▶ [What to produce]: Retype the lines in the records below exactly, beginning at the line that contains "900, 247, 917]" and stopping after the line that contains "492, 574, 509]".

▶ [Entries provided]:
>> BEGIN

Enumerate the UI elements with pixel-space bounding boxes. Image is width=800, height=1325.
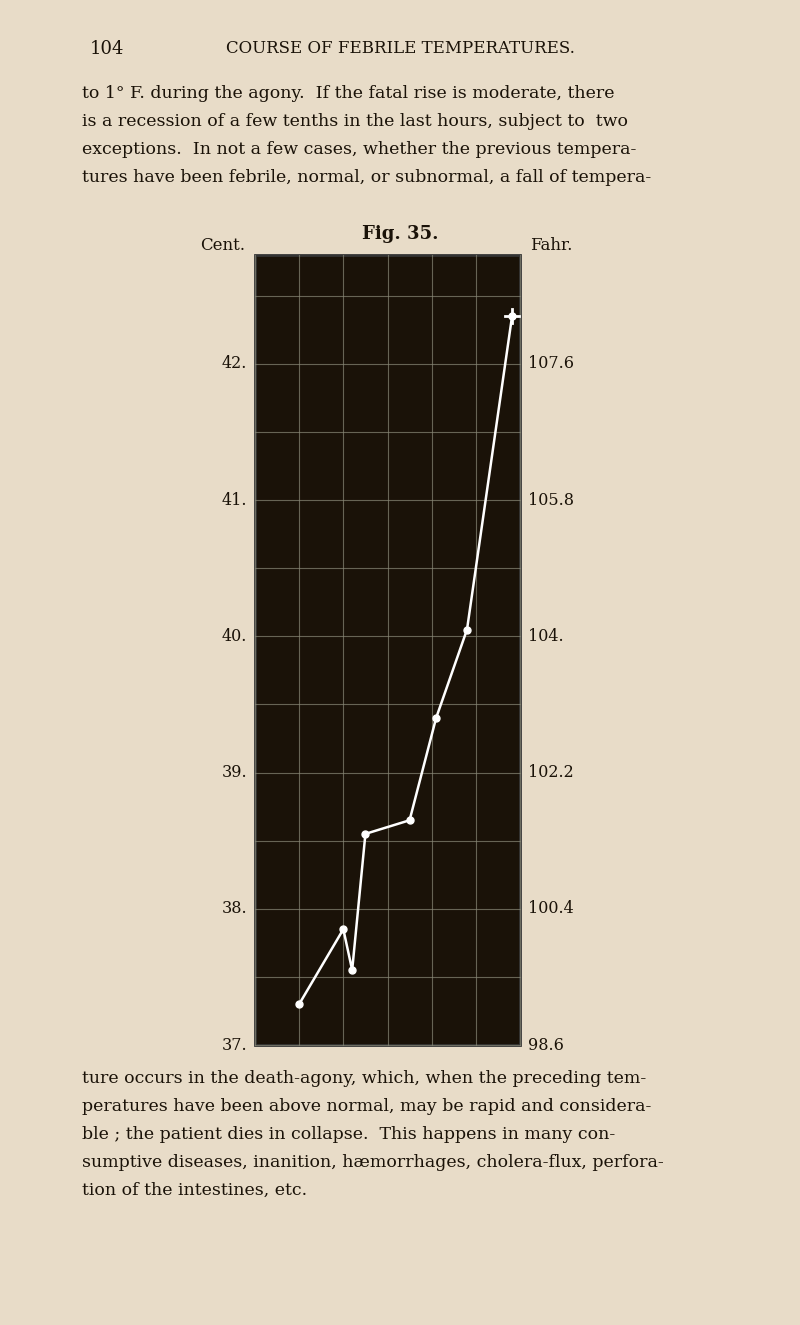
Text: 38.: 38.	[222, 900, 247, 917]
Text: is a recession of a few tenths in the last hours, subject to  two: is a recession of a few tenths in the la…	[82, 113, 628, 130]
Text: 40.: 40.	[222, 628, 247, 645]
Text: 102.2: 102.2	[528, 765, 574, 780]
Text: tion of the intestines, etc.: tion of the intestines, etc.	[82, 1182, 307, 1199]
Text: 41.: 41.	[222, 492, 247, 509]
Text: Fahr.: Fahr.	[530, 237, 572, 254]
Bar	[255, 254, 520, 1045]
Text: 104: 104	[90, 40, 124, 58]
Text: ture occurs in the death-agony, which, when the preceding tem-: ture occurs in the death-agony, which, w…	[82, 1071, 646, 1086]
Text: COURSE OF FEBRILE TEMPERATURES.: COURSE OF FEBRILE TEMPERATURES.	[226, 40, 574, 57]
Text: ble ; the patient dies in collapse.  This happens in many con-: ble ; the patient dies in collapse. This…	[82, 1126, 615, 1143]
Text: peratures have been above normal, may be rapid and considera-: peratures have been above normal, may be…	[82, 1098, 651, 1116]
Text: Fig. 35.: Fig. 35.	[362, 225, 438, 242]
Text: 107.6: 107.6	[528, 355, 574, 372]
Text: exceptions.  In not a few cases, whether the previous tempera-: exceptions. In not a few cases, whether …	[82, 140, 636, 158]
Text: 104.: 104.	[528, 628, 564, 645]
Text: 37.: 37.	[222, 1036, 247, 1053]
Text: 100.4: 100.4	[528, 900, 574, 917]
Text: Cent.: Cent.	[200, 237, 245, 254]
Text: 105.8: 105.8	[528, 492, 574, 509]
Text: sumptive diseases, inanition, hæmorrhages, cholera-flux, perfora-: sumptive diseases, inanition, hæmorrhage…	[82, 1154, 664, 1171]
Text: 39.: 39.	[222, 765, 247, 780]
Text: 42.: 42.	[222, 355, 247, 372]
Text: to 1° F. during the agony.  If the fatal rise is moderate, there: to 1° F. during the agony. If the fatal …	[82, 85, 614, 102]
Text: 98.6: 98.6	[528, 1036, 564, 1053]
Text: tures have been febrile, normal, or subnormal, a fall of tempera-: tures have been febrile, normal, or subn…	[82, 170, 651, 186]
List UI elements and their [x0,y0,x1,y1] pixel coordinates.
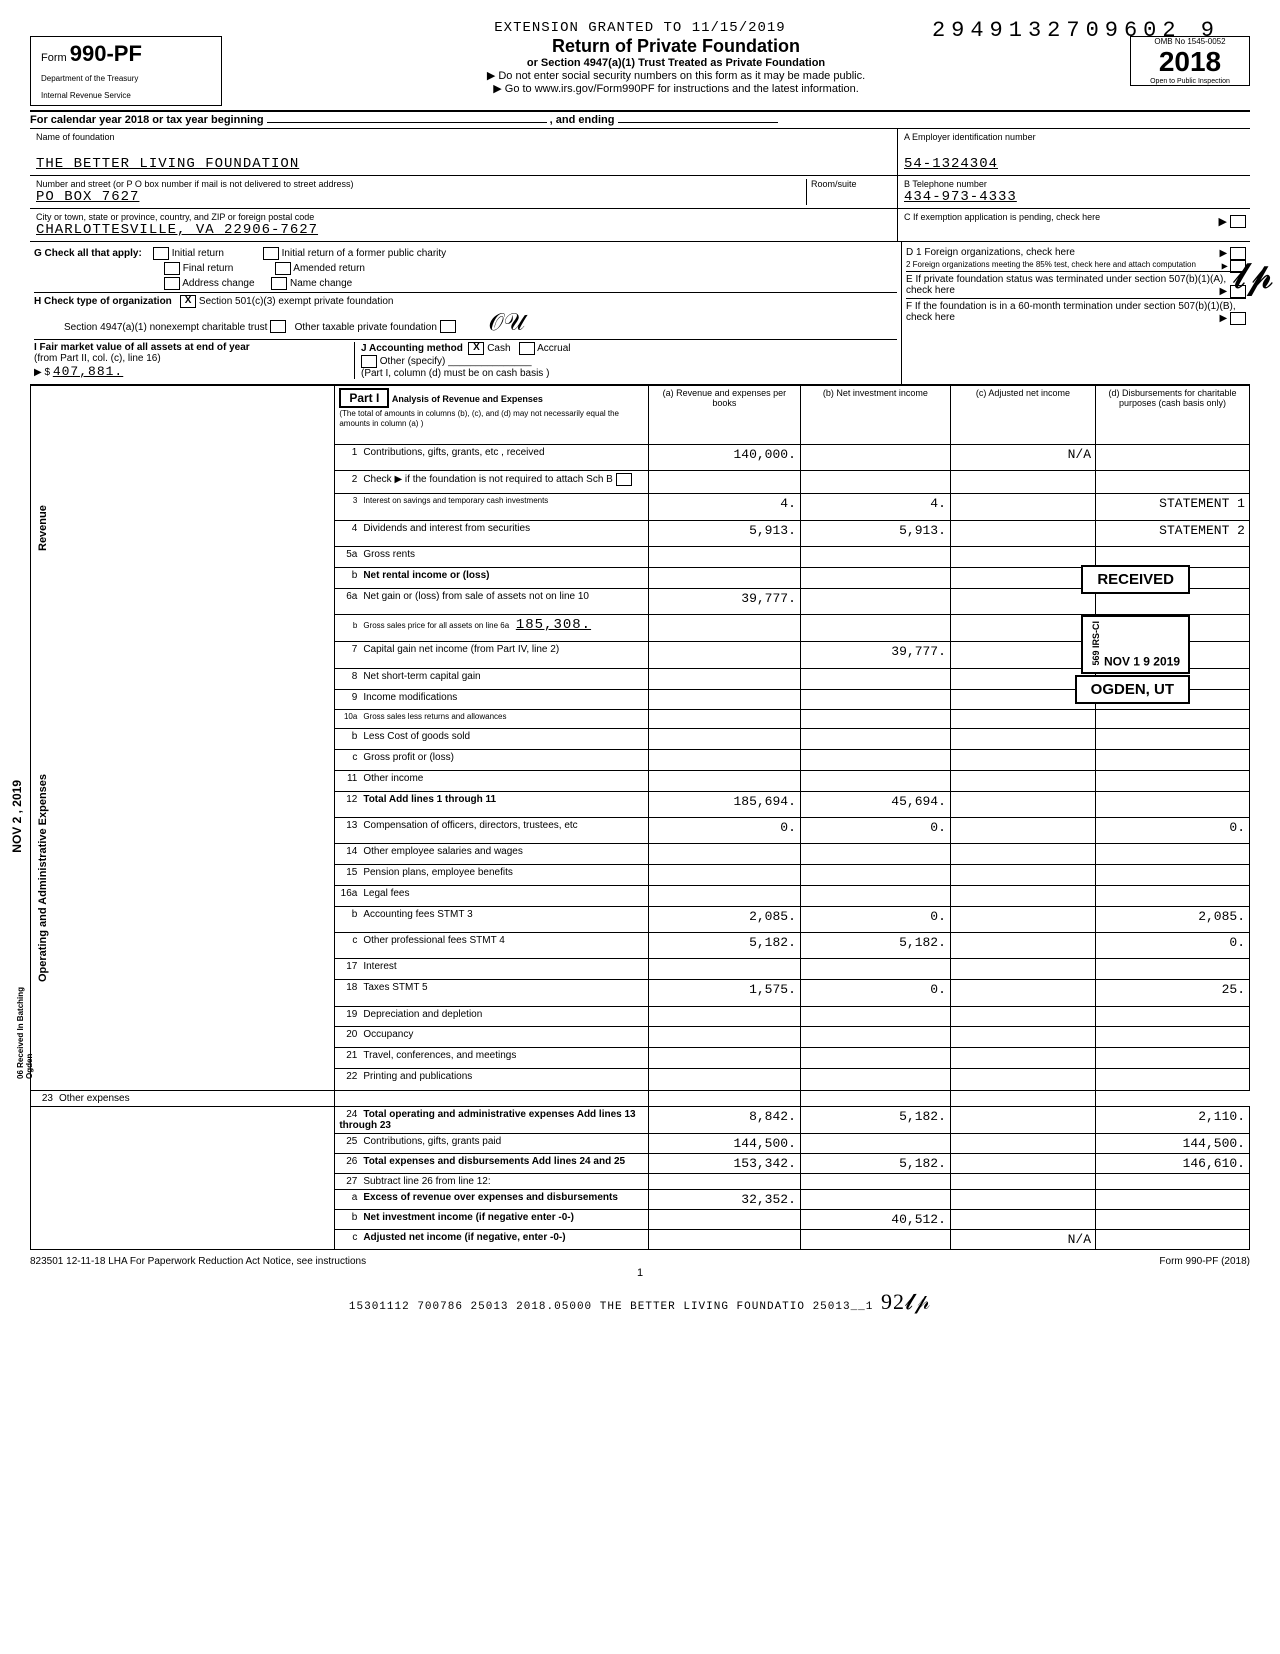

>> END

▶ [Exercise output]:
Text: 38.: 38.	[222, 900, 247, 917]
Text: is a recession of a few tenths in the last hours, subject to  two: is a recession of a few tenths in the la…	[82, 113, 628, 130]
Text: 40.: 40.	[222, 628, 247, 645]
Text: 102.2: 102.2	[528, 765, 574, 780]
Text: tion of the intestines, etc.: tion of the intestines, etc.	[82, 1182, 307, 1199]
Text: 41.: 41.	[222, 492, 247, 509]
Text: Fahr.: Fahr.	[530, 237, 572, 254]
Bar	[255, 254, 520, 1045]
Text: 104: 104	[90, 40, 124, 58]
Text: ture occurs in the death-agony, which, when the preceding tem-: ture occurs in the death-agony, which, w…	[82, 1071, 646, 1086]
Text: COURSE OF FEBRILE TEMPERATURES.: COURSE OF FEBRILE TEMPERATURES.	[226, 40, 574, 57]
Text: ble ; the patient dies in collapse.  This happens in many con-: ble ; the patient dies in collapse. This…	[82, 1126, 615, 1143]
Text: peratures have been above normal, may be rapid and considera-: peratures have been above normal, may be…	[82, 1098, 651, 1116]
Text: Fig. 35.: Fig. 35.	[362, 225, 438, 242]
Text: 107.6: 107.6	[528, 355, 574, 372]
Text: exceptions.  In not a few cases, whether the previous tempera-: exceptions. In not a few cases, whether …	[82, 140, 636, 158]
Text: 104.: 104.	[528, 628, 564, 645]
Text: 37.: 37.	[222, 1036, 247, 1053]
Text: 100.4: 100.4	[528, 900, 574, 917]
Text: Cent.: Cent.	[200, 237, 245, 254]
Text: 105.8: 105.8	[528, 492, 574, 509]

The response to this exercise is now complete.